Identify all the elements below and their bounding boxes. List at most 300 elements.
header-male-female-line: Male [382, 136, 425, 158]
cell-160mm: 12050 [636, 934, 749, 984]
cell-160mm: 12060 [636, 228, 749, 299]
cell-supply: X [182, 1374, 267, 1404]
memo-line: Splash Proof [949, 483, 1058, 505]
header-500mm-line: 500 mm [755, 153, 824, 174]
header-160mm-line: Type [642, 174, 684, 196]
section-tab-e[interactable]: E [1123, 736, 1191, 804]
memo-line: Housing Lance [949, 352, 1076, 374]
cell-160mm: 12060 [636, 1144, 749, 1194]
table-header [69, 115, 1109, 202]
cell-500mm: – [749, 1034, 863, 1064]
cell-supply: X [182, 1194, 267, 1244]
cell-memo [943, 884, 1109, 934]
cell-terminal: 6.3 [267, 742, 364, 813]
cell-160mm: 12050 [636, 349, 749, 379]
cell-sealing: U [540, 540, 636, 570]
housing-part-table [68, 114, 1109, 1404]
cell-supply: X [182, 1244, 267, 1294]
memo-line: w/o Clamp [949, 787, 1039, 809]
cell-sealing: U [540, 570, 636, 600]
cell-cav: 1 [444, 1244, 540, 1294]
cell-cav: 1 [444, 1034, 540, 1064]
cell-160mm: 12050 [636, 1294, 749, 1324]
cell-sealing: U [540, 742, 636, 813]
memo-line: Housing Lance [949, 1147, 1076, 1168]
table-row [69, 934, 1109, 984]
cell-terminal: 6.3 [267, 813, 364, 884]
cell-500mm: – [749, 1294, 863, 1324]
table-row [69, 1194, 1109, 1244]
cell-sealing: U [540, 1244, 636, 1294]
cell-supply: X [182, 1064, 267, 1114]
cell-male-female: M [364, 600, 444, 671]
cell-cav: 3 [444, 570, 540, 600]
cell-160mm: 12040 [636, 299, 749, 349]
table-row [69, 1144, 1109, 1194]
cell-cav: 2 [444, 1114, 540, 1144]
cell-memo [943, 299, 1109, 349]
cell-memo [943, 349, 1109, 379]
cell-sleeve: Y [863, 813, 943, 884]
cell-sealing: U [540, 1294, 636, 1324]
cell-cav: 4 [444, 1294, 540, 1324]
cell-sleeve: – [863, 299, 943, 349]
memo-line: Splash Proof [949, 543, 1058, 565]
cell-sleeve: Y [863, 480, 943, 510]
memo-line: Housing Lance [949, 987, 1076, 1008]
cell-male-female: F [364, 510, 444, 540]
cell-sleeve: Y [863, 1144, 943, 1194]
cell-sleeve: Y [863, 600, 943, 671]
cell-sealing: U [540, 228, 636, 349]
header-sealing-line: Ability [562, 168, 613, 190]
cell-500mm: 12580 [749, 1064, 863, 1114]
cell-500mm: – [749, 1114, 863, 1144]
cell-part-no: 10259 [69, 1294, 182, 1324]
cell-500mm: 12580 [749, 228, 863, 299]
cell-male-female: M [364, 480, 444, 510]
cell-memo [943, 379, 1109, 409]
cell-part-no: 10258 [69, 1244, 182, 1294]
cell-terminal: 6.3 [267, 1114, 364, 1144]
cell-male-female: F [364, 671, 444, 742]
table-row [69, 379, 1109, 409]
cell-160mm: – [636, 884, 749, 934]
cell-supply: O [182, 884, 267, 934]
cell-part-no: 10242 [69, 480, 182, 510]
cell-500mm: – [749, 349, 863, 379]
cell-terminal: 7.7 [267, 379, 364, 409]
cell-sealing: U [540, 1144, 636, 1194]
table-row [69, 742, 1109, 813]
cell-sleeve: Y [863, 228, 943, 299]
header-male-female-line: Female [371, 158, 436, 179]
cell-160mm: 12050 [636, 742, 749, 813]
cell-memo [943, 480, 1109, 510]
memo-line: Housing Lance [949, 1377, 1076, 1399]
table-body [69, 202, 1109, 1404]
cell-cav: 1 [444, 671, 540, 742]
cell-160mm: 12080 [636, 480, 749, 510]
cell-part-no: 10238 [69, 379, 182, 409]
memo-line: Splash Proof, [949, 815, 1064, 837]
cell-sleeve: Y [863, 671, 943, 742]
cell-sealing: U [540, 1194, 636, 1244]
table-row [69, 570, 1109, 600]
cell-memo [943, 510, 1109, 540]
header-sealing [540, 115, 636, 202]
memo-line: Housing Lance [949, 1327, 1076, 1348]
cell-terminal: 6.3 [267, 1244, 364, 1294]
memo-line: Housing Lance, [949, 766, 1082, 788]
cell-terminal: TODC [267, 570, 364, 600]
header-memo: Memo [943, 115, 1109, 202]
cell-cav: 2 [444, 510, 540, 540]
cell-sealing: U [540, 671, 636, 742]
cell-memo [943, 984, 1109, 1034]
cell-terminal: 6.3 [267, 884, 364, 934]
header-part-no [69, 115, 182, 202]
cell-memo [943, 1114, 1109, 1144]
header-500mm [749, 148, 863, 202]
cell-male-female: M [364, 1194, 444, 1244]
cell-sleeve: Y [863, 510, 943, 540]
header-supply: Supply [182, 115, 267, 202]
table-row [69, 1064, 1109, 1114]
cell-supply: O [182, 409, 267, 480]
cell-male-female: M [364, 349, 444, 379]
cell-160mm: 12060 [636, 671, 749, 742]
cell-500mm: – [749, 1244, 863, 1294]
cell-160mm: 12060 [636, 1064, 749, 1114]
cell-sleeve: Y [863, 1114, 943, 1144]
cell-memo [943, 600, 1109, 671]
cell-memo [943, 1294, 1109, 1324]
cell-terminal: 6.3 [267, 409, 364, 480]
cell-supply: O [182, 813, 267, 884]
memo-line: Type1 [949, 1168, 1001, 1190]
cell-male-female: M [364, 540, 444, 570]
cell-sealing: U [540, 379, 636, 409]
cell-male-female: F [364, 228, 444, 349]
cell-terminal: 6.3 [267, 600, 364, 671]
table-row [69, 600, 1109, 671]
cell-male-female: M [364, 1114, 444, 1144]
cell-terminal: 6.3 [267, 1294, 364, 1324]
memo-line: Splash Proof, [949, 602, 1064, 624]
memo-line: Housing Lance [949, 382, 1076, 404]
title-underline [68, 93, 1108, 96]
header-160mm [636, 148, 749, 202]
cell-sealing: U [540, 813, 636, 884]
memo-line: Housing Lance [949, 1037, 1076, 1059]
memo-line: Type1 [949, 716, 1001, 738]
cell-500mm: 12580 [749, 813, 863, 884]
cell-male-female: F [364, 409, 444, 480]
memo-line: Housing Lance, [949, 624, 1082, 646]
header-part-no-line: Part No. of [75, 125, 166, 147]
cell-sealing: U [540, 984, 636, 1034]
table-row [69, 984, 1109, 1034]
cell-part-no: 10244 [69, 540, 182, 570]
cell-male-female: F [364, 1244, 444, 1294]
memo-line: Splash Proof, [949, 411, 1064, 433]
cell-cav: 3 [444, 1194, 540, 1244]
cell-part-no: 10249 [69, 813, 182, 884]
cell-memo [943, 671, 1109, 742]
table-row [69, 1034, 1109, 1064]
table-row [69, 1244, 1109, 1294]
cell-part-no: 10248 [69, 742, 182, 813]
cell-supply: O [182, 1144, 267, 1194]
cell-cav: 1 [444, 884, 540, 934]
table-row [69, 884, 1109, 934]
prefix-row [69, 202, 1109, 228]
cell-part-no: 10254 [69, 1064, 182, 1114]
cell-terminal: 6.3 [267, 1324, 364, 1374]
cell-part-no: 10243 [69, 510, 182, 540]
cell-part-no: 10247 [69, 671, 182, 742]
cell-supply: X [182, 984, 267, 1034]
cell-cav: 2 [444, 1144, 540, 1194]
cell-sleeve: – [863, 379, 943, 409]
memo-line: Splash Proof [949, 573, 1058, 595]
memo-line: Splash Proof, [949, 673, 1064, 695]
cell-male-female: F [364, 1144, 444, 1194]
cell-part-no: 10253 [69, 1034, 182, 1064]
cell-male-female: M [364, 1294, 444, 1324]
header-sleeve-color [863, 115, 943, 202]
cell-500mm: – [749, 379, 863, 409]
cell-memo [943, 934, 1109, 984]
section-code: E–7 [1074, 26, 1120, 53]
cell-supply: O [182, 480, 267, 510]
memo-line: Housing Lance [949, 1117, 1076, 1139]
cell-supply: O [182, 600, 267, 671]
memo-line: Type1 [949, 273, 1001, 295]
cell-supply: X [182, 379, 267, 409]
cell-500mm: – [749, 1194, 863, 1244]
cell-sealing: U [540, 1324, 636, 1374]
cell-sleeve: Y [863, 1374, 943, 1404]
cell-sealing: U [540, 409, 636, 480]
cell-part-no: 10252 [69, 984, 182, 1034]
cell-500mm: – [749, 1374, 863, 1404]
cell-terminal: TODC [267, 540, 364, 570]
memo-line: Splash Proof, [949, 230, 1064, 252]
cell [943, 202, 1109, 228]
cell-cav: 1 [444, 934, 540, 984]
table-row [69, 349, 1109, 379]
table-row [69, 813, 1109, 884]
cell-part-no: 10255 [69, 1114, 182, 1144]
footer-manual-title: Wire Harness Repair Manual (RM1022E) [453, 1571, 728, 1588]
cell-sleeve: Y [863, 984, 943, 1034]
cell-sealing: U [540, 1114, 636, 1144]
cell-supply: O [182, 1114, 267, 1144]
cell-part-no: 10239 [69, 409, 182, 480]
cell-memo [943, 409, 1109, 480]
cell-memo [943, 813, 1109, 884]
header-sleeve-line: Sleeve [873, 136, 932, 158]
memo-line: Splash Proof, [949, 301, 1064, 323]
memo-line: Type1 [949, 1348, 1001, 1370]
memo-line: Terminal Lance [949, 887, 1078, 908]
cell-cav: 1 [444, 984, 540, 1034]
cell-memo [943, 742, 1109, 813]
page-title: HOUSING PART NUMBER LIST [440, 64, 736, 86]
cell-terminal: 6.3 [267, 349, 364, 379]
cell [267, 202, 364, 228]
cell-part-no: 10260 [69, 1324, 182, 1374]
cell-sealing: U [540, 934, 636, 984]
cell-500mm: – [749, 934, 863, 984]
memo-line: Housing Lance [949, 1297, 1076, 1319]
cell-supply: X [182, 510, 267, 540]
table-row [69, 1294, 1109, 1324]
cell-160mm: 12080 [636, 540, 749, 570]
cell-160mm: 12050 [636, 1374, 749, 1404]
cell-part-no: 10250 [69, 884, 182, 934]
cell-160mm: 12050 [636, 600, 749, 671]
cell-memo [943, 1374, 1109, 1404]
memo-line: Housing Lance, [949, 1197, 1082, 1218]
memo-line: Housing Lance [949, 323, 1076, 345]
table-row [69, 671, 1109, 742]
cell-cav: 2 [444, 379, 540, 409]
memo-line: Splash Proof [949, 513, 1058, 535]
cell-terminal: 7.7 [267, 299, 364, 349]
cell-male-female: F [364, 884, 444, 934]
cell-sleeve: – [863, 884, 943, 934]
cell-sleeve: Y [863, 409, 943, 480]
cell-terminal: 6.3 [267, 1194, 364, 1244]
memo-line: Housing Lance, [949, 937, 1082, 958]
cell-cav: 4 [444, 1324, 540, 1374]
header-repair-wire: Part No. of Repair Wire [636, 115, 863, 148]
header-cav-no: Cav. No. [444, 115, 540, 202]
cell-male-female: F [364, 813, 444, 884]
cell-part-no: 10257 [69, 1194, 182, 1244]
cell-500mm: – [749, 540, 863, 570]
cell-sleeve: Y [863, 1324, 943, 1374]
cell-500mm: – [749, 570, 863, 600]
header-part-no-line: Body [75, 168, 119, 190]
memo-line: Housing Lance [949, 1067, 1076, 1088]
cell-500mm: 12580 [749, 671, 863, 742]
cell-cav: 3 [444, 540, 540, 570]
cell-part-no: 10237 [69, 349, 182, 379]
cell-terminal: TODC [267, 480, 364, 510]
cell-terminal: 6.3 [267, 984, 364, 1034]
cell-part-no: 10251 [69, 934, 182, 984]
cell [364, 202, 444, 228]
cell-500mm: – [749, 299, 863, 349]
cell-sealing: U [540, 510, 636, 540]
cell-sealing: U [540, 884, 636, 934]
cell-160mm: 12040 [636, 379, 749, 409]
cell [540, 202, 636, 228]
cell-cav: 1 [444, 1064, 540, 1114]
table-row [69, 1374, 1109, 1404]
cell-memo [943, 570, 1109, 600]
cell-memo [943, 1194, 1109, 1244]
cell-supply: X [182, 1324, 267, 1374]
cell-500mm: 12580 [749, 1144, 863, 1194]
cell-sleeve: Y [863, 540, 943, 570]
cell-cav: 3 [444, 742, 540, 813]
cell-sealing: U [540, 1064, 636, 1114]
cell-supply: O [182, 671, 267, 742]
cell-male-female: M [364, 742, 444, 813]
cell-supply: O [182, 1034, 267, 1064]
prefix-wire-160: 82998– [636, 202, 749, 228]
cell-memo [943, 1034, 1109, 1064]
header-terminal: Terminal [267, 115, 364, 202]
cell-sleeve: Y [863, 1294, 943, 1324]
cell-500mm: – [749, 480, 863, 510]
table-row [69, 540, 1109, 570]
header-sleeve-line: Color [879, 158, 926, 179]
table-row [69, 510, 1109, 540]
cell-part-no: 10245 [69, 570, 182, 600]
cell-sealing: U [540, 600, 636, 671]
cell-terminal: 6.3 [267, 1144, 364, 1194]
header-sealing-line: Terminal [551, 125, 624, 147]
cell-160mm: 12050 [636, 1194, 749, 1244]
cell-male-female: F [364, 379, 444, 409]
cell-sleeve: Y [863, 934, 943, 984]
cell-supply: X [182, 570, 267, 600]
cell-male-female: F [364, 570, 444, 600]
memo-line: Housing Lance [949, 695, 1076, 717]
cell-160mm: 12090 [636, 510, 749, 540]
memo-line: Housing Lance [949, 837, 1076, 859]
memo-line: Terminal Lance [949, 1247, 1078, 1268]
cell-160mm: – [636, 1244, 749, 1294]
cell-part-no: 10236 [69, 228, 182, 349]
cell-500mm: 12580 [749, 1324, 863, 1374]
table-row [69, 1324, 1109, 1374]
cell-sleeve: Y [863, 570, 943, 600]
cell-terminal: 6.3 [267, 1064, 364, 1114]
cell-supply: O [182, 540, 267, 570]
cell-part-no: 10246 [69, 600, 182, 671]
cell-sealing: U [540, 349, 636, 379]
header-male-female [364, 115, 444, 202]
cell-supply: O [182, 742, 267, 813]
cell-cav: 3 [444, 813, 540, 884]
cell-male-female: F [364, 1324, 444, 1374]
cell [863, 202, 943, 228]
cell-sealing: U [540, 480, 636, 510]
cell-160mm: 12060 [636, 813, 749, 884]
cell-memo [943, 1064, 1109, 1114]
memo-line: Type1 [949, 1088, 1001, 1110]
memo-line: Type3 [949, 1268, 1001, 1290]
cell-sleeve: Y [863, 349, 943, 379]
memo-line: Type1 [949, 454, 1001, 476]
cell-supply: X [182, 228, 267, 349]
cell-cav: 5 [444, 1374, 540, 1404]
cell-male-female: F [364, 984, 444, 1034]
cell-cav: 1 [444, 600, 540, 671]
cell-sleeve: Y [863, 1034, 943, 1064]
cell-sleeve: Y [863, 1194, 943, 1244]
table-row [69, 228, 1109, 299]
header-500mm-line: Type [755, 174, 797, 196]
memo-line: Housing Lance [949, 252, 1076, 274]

REQUIRED TASK = Please turn the records into a numbered list, starting with their first line and going on through the line that contains "cell-500mm: – [749, 1034, 863, 1064]". Leave out any blank lines.

ANSWER IN FULL =
1. Identify all the elements below and their bounding boxes. List at most 300 elements.
2. header-male-female-line: Male [382, 136, 425, 158]
3. cell-160mm: 12050 [636, 934, 749, 984]
4. cell-160mm: 12060 [636, 228, 749, 299]
5. cell-supply: X [182, 1374, 267, 1404]
6. memo-line: Splash Proof [949, 483, 1058, 505]
7. header-500mm-line: 500 mm [755, 153, 824, 174]
8. header-160mm-line: Type [642, 174, 684, 196]
9. section-tab-e[interactable]: E [1123, 736, 1191, 804]
10. memo-line: Housing Lance [949, 352, 1076, 374]
11. cell-160mm: 12060 [636, 1144, 749, 1194]
12. table-header [69, 115, 1109, 202]
13. cell-500mm: – [749, 1034, 863, 1064]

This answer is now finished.